»»

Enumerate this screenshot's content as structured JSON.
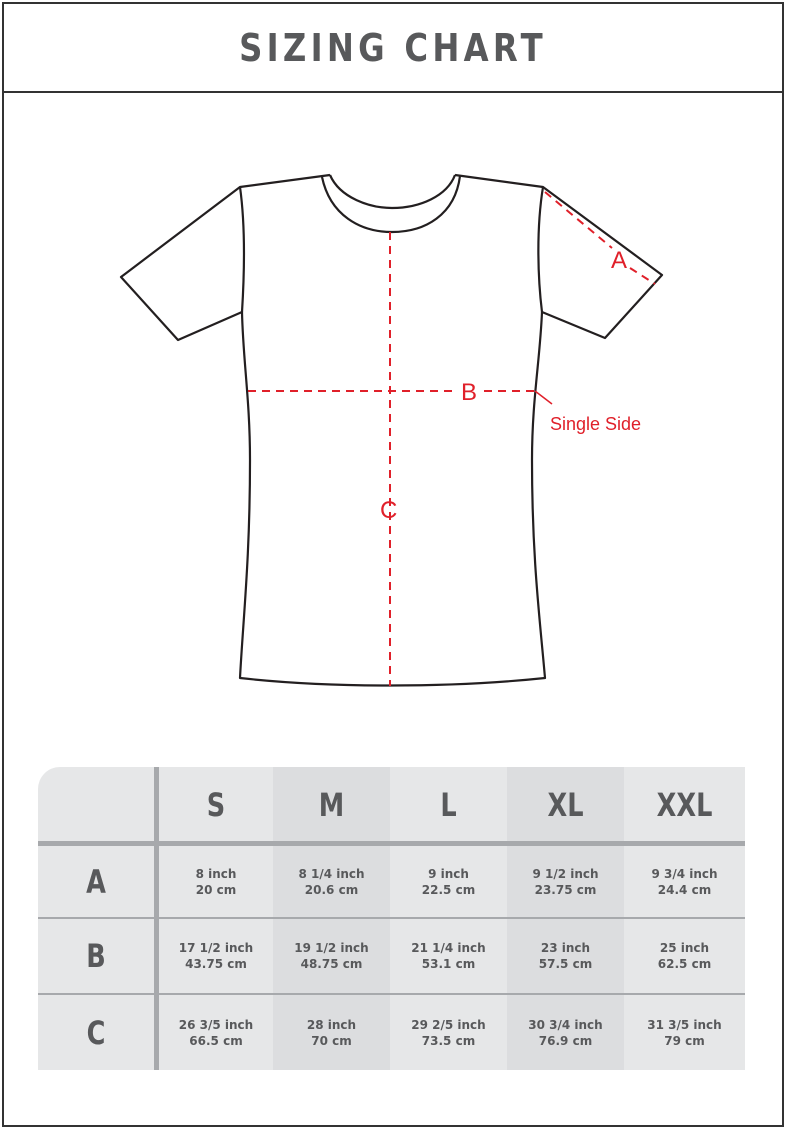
{
  "title": "SIZING CHART",
  "diagram": {
    "labels": {
      "a": "A",
      "b": "B",
      "c": "C",
      "single_side": "Single Side"
    },
    "measure_color": "#e0202a",
    "outline_color": "#231f20"
  },
  "table": {
    "sizes": [
      "S",
      "M",
      "L",
      "XL",
      "XXL"
    ],
    "rows": [
      {
        "label": "A",
        "cells": [
          {
            "inch": "8 inch",
            "cm": "20 cm"
          },
          {
            "inch": "8 1/4 inch",
            "cm": "20.6 cm"
          },
          {
            "inch": "9 inch",
            "cm": "22.5 cm"
          },
          {
            "inch": "9 1/2 inch",
            "cm": "23.75 cm"
          },
          {
            "inch": "9 3/4 inch",
            "cm": "24.4 cm"
          }
        ]
      },
      {
        "label": "B",
        "cells": [
          {
            "inch": "17 1/2 inch",
            "cm": "43.75 cm"
          },
          {
            "inch": "19 1/2 inch",
            "cm": "48.75 cm"
          },
          {
            "inch": "21 1/4 inch",
            "cm": "53.1 cm"
          },
          {
            "inch": "23 inch",
            "cm": "57.5 cm"
          },
          {
            "inch": "25 inch",
            "cm": "62.5 cm"
          }
        ]
      },
      {
        "label": "C",
        "cells": [
          {
            "inch": "26 3/5 inch",
            "cm": "66.5 cm"
          },
          {
            "inch": "28 inch",
            "cm": "70 cm"
          },
          {
            "inch": "29 2/5 inch",
            "cm": "73.5 cm"
          },
          {
            "inch": "30 3/4 inch",
            "cm": "76.9 cm"
          },
          {
            "inch": "31 3/5 inch",
            "cm": "79 cm"
          }
        ]
      }
    ]
  }
}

««

■ **WORK TO DO**:
Reproduce the records above exactly, leaving out every picture they contain.

■ **ANSWER TO THIS TASK**:
Enumerate this screenshot's content as structured JSON.
{
  "title": "SIZING CHART",
  "diagram": {
    "labels": {
      "a": "A",
      "b": "B",
      "c": "C",
      "single_side": "Single Side"
    },
    "measure_color": "#e0202a",
    "outline_color": "#231f20"
  },
  "table": {
    "sizes": [
      "S",
      "M",
      "L",
      "XL",
      "XXL"
    ],
    "rows": [
      {
        "label": "A",
        "cells": [
          {
            "inch": "8 inch",
            "cm": "20 cm"
          },
          {
            "inch": "8 1/4 inch",
            "cm": "20.6 cm"
          },
          {
            "inch": "9 inch",
            "cm": "22.5 cm"
          },
          {
            "inch": "9 1/2 inch",
            "cm": "23.75 cm"
          },
          {
            "inch": "9 3/4 inch",
            "cm": "24.4 cm"
          }
        ]
      },
      {
        "label": "B",
        "cells": [
          {
            "inch": "17 1/2 inch",
            "cm": "43.75 cm"
          },
          {
            "inch": "19 1/2 inch",
            "cm": "48.75 cm"
          },
          {
            "inch": "21 1/4 inch",
            "cm": "53.1 cm"
          },
          {
            "inch": "23 inch",
            "cm": "57.5 cm"
          },
          {
            "inch": "25 inch",
            "cm": "62.5 cm"
          }
        ]
      },
      {
        "label": "C",
        "cells": [
          {
            "inch": "26 3/5 inch",
            "cm": "66.5 cm"
          },
          {
            "inch": "28 inch",
            "cm": "70 cm"
          },
          {
            "inch": "29 2/5 inch",
            "cm": "73.5 cm"
          },
          {
            "inch": "30 3/4 inch",
            "cm": "76.9 cm"
          },
          {
            "inch": "31 3/5 inch",
            "cm": "79 cm"
          }
        ]
      }
    ]
  }
}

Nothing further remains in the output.